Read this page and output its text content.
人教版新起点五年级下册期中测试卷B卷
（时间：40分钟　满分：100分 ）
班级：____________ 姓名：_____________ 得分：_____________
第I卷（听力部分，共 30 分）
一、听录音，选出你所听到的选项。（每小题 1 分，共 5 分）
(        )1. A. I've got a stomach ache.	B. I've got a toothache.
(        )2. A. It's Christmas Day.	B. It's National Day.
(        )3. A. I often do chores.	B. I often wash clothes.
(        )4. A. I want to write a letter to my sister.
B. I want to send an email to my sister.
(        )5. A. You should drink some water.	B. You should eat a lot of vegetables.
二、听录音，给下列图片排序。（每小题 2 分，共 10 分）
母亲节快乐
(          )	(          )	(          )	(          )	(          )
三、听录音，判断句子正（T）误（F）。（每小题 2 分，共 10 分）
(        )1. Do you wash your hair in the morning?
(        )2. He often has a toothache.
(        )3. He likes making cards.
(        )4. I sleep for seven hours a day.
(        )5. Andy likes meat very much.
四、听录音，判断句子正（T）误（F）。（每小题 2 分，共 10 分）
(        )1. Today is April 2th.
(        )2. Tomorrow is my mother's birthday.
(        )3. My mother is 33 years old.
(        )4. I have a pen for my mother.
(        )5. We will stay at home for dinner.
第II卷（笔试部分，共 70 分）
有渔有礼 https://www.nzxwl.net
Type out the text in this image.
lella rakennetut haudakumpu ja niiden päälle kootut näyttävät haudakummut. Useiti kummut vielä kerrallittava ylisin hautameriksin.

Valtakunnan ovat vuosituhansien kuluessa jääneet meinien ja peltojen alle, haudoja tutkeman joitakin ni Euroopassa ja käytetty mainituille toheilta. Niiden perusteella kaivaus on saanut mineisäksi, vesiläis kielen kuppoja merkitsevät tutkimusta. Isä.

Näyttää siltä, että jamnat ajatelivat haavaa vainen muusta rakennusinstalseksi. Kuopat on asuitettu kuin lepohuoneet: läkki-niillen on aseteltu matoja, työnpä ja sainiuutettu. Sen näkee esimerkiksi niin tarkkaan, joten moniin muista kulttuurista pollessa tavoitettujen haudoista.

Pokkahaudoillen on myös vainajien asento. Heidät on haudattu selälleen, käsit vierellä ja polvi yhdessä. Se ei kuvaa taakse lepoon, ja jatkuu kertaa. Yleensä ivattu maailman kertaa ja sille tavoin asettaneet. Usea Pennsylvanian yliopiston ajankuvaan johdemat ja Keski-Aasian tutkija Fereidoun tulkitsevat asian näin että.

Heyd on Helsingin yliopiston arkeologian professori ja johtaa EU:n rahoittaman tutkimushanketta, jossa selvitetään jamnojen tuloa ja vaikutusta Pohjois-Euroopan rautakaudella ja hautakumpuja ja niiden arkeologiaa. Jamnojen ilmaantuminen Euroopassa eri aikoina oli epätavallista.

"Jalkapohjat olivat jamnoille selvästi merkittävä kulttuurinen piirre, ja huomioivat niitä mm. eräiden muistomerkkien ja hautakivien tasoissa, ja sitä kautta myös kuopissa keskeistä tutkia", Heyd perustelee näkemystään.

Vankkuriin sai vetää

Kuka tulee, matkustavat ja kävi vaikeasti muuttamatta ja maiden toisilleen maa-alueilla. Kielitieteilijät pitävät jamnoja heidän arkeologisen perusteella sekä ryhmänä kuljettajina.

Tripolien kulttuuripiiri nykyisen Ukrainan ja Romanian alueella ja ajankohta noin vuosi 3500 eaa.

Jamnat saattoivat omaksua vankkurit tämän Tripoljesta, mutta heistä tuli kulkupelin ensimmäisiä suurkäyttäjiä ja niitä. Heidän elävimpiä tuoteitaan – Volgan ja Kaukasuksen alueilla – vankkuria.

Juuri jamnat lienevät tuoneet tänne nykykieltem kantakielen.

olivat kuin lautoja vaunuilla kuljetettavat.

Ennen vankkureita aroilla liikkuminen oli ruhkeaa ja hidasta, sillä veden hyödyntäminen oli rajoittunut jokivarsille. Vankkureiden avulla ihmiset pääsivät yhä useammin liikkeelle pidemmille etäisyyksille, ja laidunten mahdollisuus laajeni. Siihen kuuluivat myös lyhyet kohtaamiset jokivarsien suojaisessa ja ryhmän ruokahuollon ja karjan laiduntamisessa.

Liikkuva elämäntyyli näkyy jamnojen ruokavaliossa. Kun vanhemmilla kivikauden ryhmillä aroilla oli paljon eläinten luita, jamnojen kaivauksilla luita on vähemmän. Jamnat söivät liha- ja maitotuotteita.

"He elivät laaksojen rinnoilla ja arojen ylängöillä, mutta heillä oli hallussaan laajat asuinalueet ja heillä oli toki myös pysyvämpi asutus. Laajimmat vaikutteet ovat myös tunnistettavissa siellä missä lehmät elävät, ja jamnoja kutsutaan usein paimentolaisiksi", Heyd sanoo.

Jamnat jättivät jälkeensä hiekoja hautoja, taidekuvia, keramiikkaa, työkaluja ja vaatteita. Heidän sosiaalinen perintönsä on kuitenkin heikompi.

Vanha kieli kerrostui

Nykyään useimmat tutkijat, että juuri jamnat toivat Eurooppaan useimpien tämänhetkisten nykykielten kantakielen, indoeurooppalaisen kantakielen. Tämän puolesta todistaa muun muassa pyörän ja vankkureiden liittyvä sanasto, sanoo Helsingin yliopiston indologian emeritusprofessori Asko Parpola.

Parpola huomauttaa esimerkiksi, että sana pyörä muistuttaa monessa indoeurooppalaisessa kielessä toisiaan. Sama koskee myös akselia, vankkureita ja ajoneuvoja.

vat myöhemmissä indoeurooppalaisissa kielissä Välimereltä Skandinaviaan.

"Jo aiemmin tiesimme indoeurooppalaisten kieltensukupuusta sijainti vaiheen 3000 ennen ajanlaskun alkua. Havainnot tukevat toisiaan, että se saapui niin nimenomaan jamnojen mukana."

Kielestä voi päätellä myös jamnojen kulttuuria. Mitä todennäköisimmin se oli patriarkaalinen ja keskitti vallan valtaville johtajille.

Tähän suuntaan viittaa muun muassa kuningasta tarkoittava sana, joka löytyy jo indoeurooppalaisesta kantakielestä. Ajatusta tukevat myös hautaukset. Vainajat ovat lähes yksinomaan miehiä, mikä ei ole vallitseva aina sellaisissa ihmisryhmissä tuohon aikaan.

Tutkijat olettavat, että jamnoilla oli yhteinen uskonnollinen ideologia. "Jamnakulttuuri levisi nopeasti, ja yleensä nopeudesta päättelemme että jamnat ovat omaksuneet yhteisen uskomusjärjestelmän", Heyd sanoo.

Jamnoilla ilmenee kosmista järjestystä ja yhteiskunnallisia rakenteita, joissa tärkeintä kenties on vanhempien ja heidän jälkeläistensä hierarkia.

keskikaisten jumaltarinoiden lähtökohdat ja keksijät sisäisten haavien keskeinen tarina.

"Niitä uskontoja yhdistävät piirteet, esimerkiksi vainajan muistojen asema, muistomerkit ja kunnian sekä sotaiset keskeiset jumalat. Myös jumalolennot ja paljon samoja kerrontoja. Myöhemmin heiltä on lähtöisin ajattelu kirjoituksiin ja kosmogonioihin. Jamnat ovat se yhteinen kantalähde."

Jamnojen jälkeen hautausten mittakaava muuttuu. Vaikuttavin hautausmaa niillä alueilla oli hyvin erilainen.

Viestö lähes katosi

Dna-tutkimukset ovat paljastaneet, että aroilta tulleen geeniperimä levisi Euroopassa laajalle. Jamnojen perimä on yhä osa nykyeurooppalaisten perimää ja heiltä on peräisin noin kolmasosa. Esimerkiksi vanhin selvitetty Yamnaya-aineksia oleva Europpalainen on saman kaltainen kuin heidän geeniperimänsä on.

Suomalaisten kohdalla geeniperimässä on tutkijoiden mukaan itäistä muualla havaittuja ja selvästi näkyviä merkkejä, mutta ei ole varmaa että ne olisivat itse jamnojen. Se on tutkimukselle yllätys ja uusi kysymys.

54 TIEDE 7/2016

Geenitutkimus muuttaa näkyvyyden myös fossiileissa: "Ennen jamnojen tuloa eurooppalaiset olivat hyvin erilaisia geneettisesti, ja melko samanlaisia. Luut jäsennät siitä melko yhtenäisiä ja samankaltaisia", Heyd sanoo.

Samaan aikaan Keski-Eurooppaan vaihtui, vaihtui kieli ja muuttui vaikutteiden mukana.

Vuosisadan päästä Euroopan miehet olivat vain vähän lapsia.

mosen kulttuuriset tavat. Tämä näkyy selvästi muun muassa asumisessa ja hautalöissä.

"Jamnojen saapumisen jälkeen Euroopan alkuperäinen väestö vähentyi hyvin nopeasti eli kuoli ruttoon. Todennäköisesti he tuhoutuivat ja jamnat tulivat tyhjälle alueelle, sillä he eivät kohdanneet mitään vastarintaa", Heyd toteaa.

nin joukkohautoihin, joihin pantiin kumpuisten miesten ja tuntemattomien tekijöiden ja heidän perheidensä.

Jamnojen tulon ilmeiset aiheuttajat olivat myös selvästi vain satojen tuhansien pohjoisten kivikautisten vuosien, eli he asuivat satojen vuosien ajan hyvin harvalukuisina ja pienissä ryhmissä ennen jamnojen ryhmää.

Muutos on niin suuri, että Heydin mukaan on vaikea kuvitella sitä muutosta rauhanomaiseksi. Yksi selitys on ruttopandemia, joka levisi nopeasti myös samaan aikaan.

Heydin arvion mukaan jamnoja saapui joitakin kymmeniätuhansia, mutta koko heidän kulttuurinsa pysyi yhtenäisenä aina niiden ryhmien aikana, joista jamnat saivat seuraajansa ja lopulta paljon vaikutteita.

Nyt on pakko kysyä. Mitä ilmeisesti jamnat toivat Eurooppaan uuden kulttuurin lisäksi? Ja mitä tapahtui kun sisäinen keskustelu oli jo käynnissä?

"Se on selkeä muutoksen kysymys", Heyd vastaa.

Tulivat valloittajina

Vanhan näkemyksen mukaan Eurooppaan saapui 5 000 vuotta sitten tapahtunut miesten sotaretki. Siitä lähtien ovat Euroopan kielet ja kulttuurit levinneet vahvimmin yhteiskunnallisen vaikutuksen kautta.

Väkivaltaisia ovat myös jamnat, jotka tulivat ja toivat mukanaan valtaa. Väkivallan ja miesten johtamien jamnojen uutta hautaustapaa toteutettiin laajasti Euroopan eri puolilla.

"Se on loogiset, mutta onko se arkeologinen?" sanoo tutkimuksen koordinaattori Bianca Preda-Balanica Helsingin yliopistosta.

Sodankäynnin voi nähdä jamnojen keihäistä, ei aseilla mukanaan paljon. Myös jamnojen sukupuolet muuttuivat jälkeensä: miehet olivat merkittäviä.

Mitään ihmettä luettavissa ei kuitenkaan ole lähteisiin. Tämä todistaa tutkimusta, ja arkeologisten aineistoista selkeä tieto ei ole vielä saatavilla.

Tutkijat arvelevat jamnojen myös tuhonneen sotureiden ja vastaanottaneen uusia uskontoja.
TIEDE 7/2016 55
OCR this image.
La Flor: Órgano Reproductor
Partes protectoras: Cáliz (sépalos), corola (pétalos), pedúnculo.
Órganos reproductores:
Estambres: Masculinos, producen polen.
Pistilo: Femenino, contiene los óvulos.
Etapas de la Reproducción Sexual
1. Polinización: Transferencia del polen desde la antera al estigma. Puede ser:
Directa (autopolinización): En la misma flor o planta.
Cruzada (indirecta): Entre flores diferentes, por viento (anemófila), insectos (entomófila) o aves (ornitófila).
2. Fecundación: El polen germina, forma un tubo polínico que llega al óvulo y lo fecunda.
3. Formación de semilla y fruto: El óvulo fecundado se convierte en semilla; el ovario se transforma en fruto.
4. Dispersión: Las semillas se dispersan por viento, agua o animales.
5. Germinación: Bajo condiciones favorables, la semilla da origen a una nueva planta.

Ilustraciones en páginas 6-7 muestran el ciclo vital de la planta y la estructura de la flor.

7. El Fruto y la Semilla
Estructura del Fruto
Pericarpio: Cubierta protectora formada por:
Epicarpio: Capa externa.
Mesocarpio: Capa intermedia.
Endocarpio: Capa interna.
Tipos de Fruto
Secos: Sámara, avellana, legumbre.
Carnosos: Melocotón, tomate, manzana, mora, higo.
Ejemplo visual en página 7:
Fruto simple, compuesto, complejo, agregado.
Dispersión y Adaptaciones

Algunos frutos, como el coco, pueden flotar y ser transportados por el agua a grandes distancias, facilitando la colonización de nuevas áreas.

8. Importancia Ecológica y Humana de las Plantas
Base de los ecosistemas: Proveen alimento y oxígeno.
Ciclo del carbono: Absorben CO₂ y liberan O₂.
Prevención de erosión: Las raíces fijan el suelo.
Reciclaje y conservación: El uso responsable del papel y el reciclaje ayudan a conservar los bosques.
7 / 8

————

* [Task objective] Reply with nothing but a number: how many lines of the entries above contain the string "want"?

* [Correct response] 2